Data shown:
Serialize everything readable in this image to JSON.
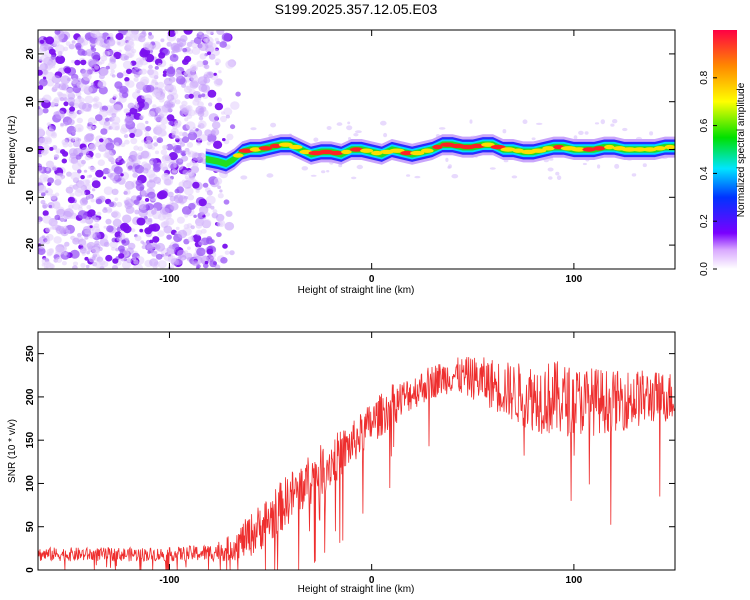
{
  "figure_title": "S199.2025.357.12.05.E03",
  "colors": {
    "spectro_points": "#7b1cf0",
    "snr_line": "#ee2e2e",
    "axis": "#000000"
  },
  "chart_data": [
    {
      "id": "spectrogram",
      "type": "heatmap",
      "title": "",
      "xlabel": "Height of straight line (km)",
      "ylabel": "Frequency (Hz)",
      "xlim": [
        -165,
        150
      ],
      "ylim": [
        -25,
        25
      ],
      "xticks": [
        -100,
        0,
        100
      ],
      "yticks": [
        -20,
        -10,
        0,
        10,
        20
      ],
      "noise_region_x": [
        -165,
        -65
      ],
      "noise_fade_x": [
        -85,
        -65
      ],
      "signal_track": {
        "x": [
          -82,
          -76,
          -72,
          -68,
          -64,
          -60,
          -55,
          -50,
          -45,
          -40,
          -35,
          -30,
          -25,
          -20,
          -15,
          -10,
          -5,
          0,
          5,
          10,
          15,
          20,
          25,
          30,
          35,
          40,
          45,
          50,
          55,
          60,
          65,
          70,
          75,
          80,
          85,
          90,
          95,
          100,
          105,
          110,
          115,
          120,
          125,
          130,
          135,
          140,
          145,
          150
        ],
        "freq": [
          -2,
          -2.5,
          -3,
          -2,
          -0.5,
          0,
          0,
          0.5,
          1,
          1,
          0,
          -1,
          -0.5,
          -0.5,
          -1,
          0,
          0,
          -0.5,
          -1,
          0,
          -0.5,
          -1,
          -0.5,
          0,
          1,
          1,
          0.5,
          0.5,
          1,
          1,
          0,
          0,
          -0.5,
          -0.5,
          0,
          0.5,
          0.5,
          0,
          0,
          0,
          0.5,
          0.5,
          0,
          0,
          0,
          0,
          0.5,
          0.5
        ]
      },
      "colorbar": {
        "label": "Normalized spectral amplitude",
        "range": [
          0,
          1
        ],
        "ticks": [
          0.0,
          0.2,
          0.4,
          0.6,
          0.8
        ],
        "tick_labels": [
          "0.0",
          "0.2",
          "0.4",
          "0.6",
          "0.8"
        ]
      }
    },
    {
      "id": "snr",
      "type": "line",
      "title": "",
      "xlabel": "Height of straight line (km)",
      "ylabel": "SNR (10 * v/v)",
      "xlim": [
        -165,
        150
      ],
      "ylim": [
        0,
        275
      ],
      "xticks": [
        -100,
        0,
        100
      ],
      "yticks": [
        0,
        50,
        100,
        150,
        200,
        250
      ],
      "envelope": {
        "x": [
          -165,
          -140,
          -120,
          -100,
          -80,
          -70,
          -60,
          -50,
          -40,
          -30,
          -20,
          -10,
          0,
          10,
          20,
          30,
          40,
          50,
          60,
          70,
          80,
          90,
          100,
          110,
          120,
          130,
          140,
          150
        ],
        "mean": [
          18,
          18,
          18,
          18,
          20,
          25,
          40,
          60,
          85,
          105,
          125,
          145,
          170,
          190,
          205,
          218,
          225,
          222,
          215,
          205,
          200,
          198,
          195,
          195,
          195,
          198,
          200,
          200
        ],
        "spread": [
          8,
          8,
          8,
          8,
          10,
          15,
          25,
          30,
          30,
          30,
          30,
          25,
          25,
          25,
          20,
          20,
          20,
          25,
          30,
          35,
          40,
          45,
          40,
          40,
          35,
          35,
          30,
          30
        ]
      }
    }
  ]
}
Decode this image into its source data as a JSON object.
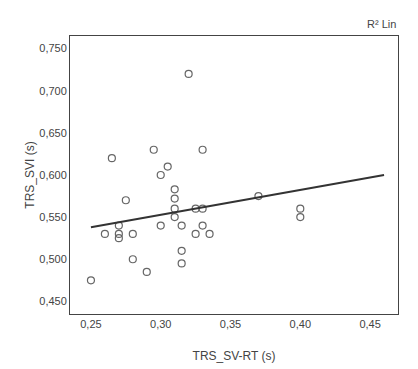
{
  "chart_data": {
    "type": "scatter",
    "xlabel": "TRS_SV-RT (s)",
    "ylabel": "TRS_SVI (s)",
    "annotations": [
      "R² Lin"
    ],
    "series": [
      {
        "type": "scatter",
        "marker": "circle-open",
        "color": "#666666",
        "x": [
          0.25,
          0.26,
          0.265,
          0.27,
          0.27,
          0.27,
          0.275,
          0.28,
          0.28,
          0.29,
          0.295,
          0.3,
          0.3,
          0.305,
          0.31,
          0.31,
          0.31,
          0.31,
          0.315,
          0.315,
          0.315,
          0.32,
          0.325,
          0.325,
          0.33,
          0.33,
          0.33,
          0.335,
          0.37,
          0.4,
          0.4
        ],
        "values": [
          0.475,
          0.53,
          0.62,
          0.53,
          0.525,
          0.54,
          0.57,
          0.53,
          0.5,
          0.485,
          0.63,
          0.54,
          0.6,
          0.61,
          0.583,
          0.572,
          0.56,
          0.55,
          0.54,
          0.51,
          0.495,
          0.72,
          0.56,
          0.53,
          0.56,
          0.63,
          0.54,
          0.53,
          0.575,
          0.56,
          0.55
        ]
      },
      {
        "type": "line",
        "line_style": "solid",
        "color": "#333333",
        "x": [
          0.25,
          0.46
        ],
        "values": [
          0.538,
          0.6
        ]
      }
    ],
    "xlim": [
      0.235,
      0.47
    ],
    "ylim": [
      0.435,
      0.765
    ],
    "xticks": [
      {
        "value": 0.25,
        "label": "0,25"
      },
      {
        "value": 0.3,
        "label": "0,30"
      },
      {
        "value": 0.35,
        "label": "0,35"
      },
      {
        "value": 0.4,
        "label": "0,40"
      },
      {
        "value": 0.45,
        "label": "0,45"
      }
    ],
    "yticks": [
      {
        "value": 0.45,
        "label": "0,450"
      },
      {
        "value": 0.5,
        "label": "0,500"
      },
      {
        "value": 0.55,
        "label": "0,550"
      },
      {
        "value": 0.6,
        "label": "0,600"
      },
      {
        "value": 0.65,
        "label": "0,650"
      },
      {
        "value": 0.7,
        "label": "0,700"
      },
      {
        "value": 0.75,
        "label": "0,750"
      }
    ],
    "grid": false
  }
}
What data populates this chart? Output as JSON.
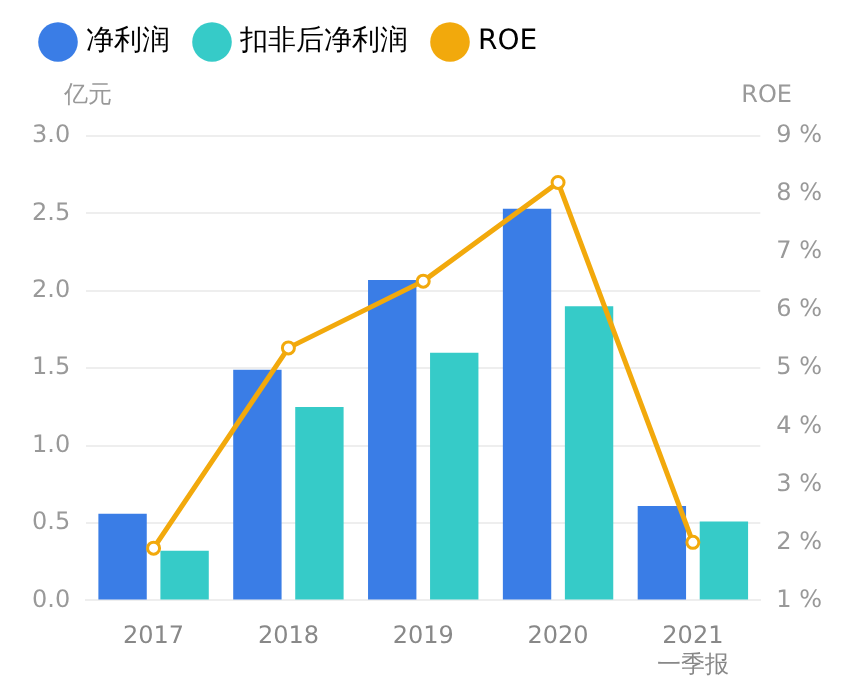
{
  "chart_data": {
    "type": "bar",
    "ylabel": "亿元",
    "y2label": "ROE",
    "categories": [
      "2017",
      "2018",
      "2019",
      "2020",
      "2021\n一季报"
    ],
    "series": [
      {
        "name": "净利润",
        "color": "#3a7de6",
        "values": [
          0.56,
          1.49,
          2.07,
          2.53,
          0.61
        ]
      },
      {
        "name": "扣非后净利润",
        "color": "#36cbc8",
        "values": [
          0.32,
          1.25,
          1.6,
          1.9,
          0.51
        ]
      },
      {
        "name": "ROE",
        "type": "line",
        "axis": "y2",
        "color": "#f2a90c",
        "marker": "circle",
        "values": [
          1.9,
          5.35,
          6.5,
          8.2,
          2.0
        ]
      }
    ],
    "ylim": [
      0,
      3
    ],
    "yticks": [
      {
        "value": 0,
        "label": "0.0"
      },
      0.5,
      {
        "value": 1,
        "label": "1.0"
      },
      1.5,
      {
        "value": 2,
        "label": "2.0"
      },
      2.5,
      {
        "value": 3,
        "label": "3.0"
      }
    ],
    "y2lim": [
      1,
      9
    ],
    "y2ticks": [
      {
        "value": 1,
        "label": "1 %"
      },
      {
        "value": 2,
        "label": "2 %"
      },
      {
        "value": 3,
        "label": "3 %"
      },
      {
        "value": 4,
        "label": "4 %"
      },
      {
        "value": 5,
        "label": "5 %"
      },
      {
        "value": 6,
        "label": "6 %"
      },
      {
        "value": 7,
        "label": "7 %"
      },
      {
        "value": 8,
        "label": "8 %"
      },
      {
        "value": 9,
        "label": "9 %"
      }
    ],
    "grid": "y",
    "legend": "top left"
  }
}
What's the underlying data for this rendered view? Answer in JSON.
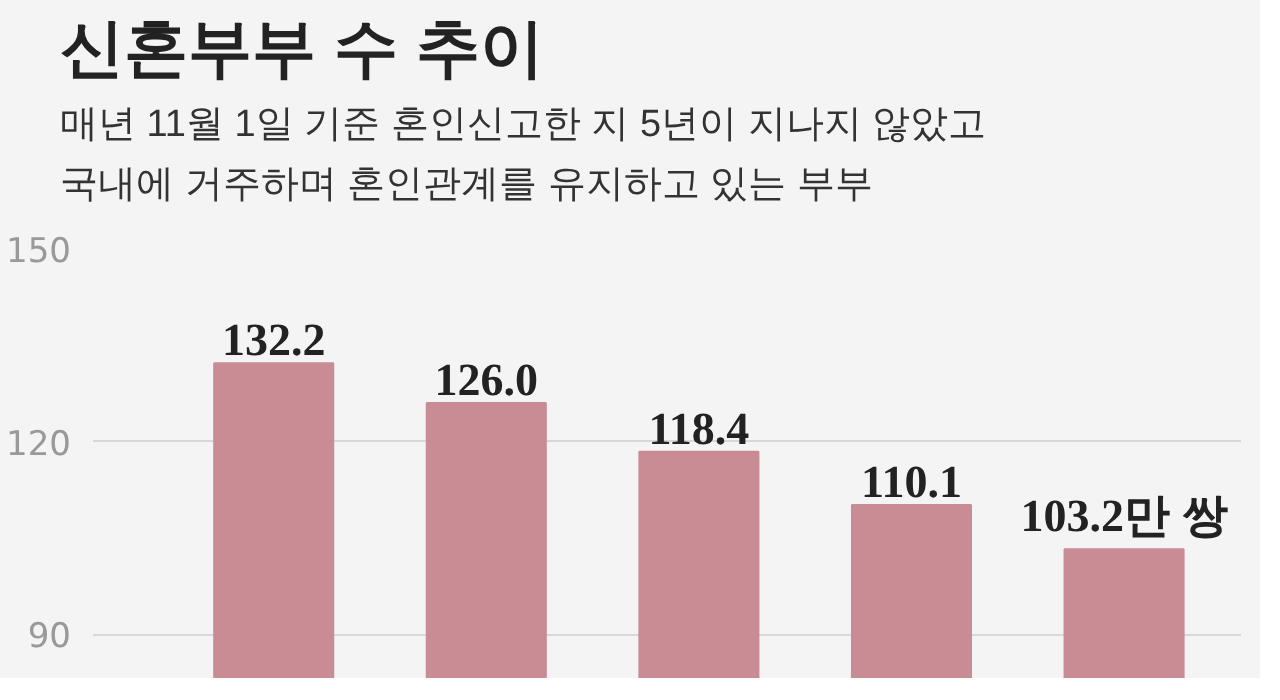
{
  "chart_data": {
    "type": "bar",
    "title": "신혼부부 수 추이",
    "subtitle": "매년 11월 1일 기준 혼인신고한 지 5년이 지나지 않았고\n국내에 거주하며 혼인관계를 유지하고 있는 부부",
    "categories": [
      null,
      null,
      null,
      null,
      null
    ],
    "values": [
      132.2,
      126.0,
      118.4,
      110.1,
      103.2
    ],
    "value_labels": [
      "132.2",
      "126.0",
      "118.4",
      "110.1",
      "103.2만 쌍"
    ],
    "color": "#c98b94",
    "ylim": [
      83,
      150
    ],
    "yticks": [
      90,
      120,
      150
    ],
    "grid": "y",
    "tick_labels": "y"
  }
}
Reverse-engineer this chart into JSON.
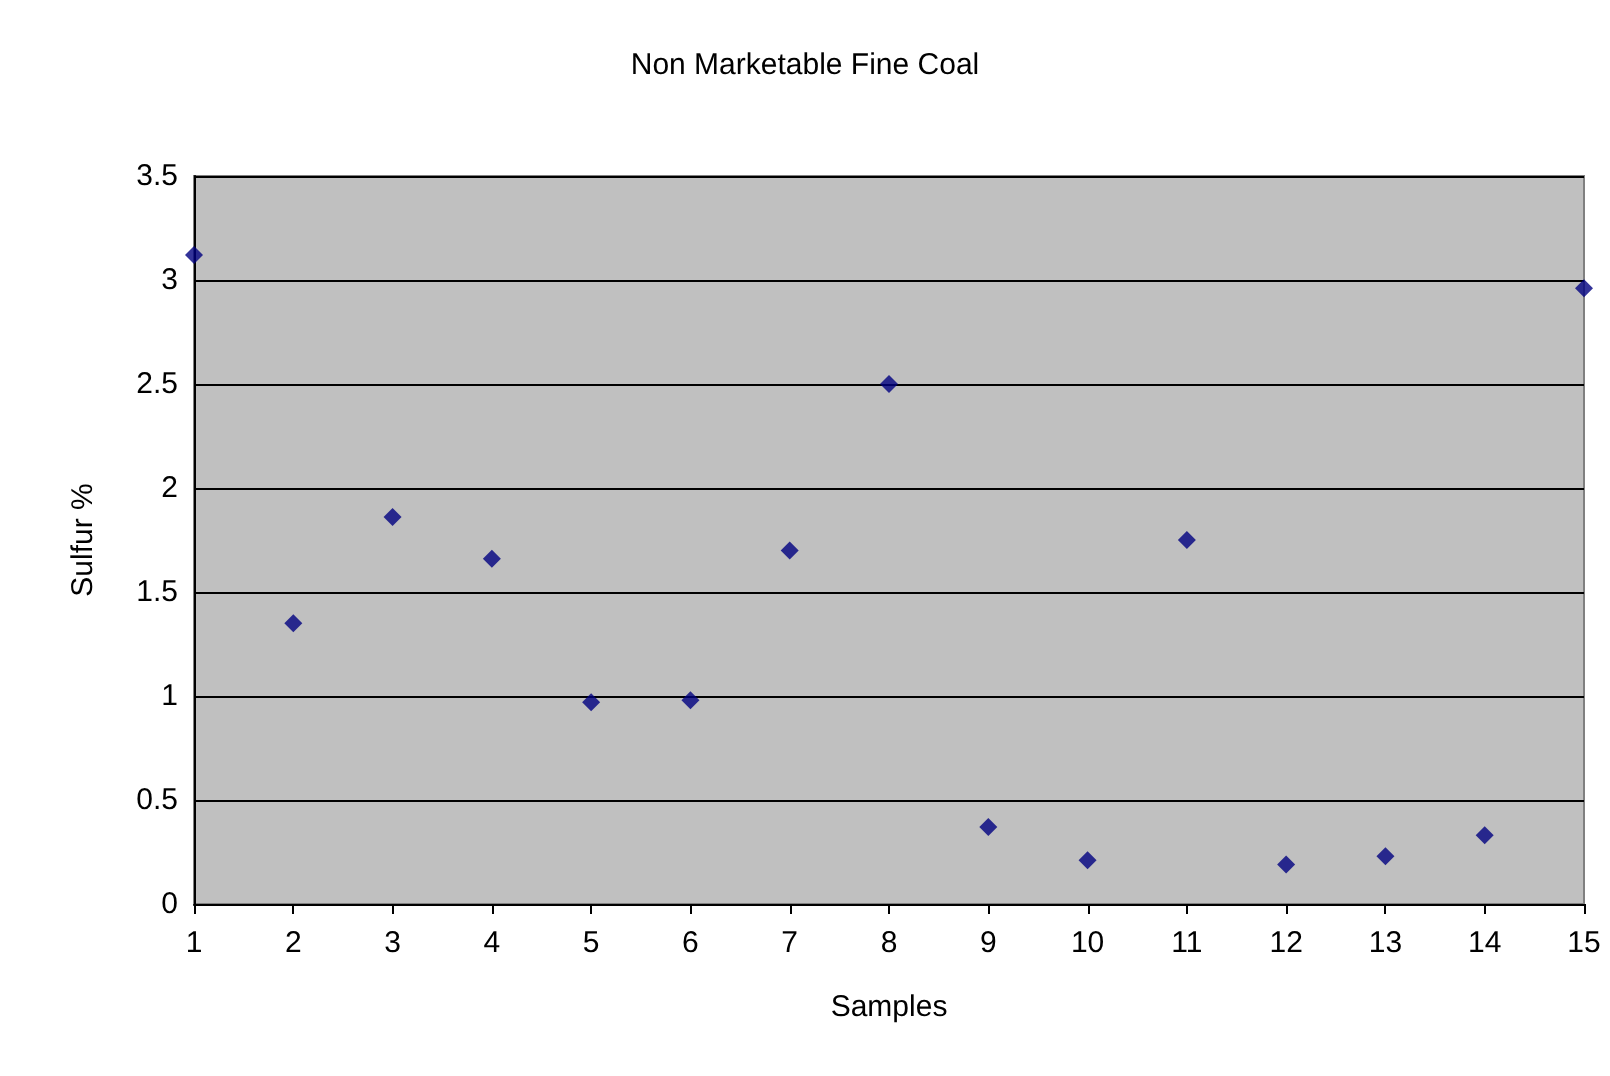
{
  "chart_data": {
    "type": "scatter",
    "title": "Non Marketable Fine Coal",
    "xlabel": "Samples",
    "ylabel": "Sulfur %",
    "x": [
      1,
      2,
      3,
      4,
      5,
      6,
      7,
      8,
      9,
      10,
      11,
      12,
      13,
      14,
      15
    ],
    "values": [
      3.12,
      1.35,
      1.86,
      1.66,
      0.97,
      0.98,
      1.7,
      2.5,
      0.37,
      0.21,
      1.75,
      0.19,
      0.23,
      0.33,
      2.96
    ],
    "color": "#000080",
    "marker": "diamond",
    "grid": "y",
    "xlim": [
      1,
      15
    ],
    "xticks": [
      1,
      2,
      3,
      4,
      5,
      6,
      7,
      8,
      9,
      10,
      11,
      12,
      13,
      14,
      15
    ],
    "ylim": [
      0,
      3.5
    ],
    "yticks": [
      0,
      0.5,
      1,
      1.5,
      2,
      2.5,
      3,
      3.5
    ]
  }
}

What the task asks:
Pick out the lines that have the word "xlabel". Copy them all.

Completed exercise:
      "xlabel": "Height of straight line (km)",
      "xlabel": "Height of straight line (km)",
    "xlabel": "TRS_SV-RT (s)",
    "xlabel": "Samples",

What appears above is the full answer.